— START Materials provided —

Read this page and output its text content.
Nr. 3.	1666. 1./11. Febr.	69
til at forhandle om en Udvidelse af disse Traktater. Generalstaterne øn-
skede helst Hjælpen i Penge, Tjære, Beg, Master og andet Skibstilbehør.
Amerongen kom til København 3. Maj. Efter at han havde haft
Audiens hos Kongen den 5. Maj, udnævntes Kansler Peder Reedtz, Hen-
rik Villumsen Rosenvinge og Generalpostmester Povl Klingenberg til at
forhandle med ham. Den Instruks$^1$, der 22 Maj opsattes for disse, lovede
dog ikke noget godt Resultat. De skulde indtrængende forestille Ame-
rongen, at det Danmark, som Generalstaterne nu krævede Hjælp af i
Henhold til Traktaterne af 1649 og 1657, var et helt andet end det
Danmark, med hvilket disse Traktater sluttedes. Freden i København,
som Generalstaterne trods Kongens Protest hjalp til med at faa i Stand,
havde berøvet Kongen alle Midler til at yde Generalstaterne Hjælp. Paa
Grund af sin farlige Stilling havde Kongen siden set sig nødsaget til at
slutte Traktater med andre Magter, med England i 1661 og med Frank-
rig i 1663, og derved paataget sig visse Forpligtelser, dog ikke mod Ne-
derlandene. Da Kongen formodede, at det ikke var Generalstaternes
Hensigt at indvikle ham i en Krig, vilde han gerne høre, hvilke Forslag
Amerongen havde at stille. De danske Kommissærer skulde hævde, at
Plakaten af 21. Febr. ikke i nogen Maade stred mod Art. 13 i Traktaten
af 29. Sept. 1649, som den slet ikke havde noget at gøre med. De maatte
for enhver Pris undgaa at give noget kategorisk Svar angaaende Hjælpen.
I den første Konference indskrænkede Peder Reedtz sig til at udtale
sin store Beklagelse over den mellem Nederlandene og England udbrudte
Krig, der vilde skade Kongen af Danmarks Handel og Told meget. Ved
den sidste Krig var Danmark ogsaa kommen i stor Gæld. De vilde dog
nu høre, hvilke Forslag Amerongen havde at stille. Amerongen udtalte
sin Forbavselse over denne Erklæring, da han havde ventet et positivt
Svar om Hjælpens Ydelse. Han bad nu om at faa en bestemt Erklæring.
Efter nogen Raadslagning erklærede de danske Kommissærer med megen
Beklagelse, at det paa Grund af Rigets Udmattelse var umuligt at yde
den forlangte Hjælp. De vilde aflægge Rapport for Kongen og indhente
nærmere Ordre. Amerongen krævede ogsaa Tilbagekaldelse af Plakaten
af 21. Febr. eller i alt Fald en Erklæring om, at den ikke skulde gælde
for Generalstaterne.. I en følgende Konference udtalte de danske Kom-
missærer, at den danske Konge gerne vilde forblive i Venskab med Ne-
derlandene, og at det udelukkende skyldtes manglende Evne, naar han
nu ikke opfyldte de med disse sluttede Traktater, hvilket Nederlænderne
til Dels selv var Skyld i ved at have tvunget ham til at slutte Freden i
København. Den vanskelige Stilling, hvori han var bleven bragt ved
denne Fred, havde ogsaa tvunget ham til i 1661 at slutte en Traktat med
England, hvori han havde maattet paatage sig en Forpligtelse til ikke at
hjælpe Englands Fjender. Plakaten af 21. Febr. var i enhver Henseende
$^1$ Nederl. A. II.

— END Materials provided —

> _Exercise instructions_: Search the records for the string "Krig" and return every line in which it occurs.

> _Task result_:
Hensigt at indvikle ham i en Krig, vilde han gerne høre, hvilke Forslag
Krig, der vilde skade Kongen af Danmarks Handel og Told meget. Ved
den sidste Krig var Danmark ogsaa kommen i stor Gæld. De vilde dog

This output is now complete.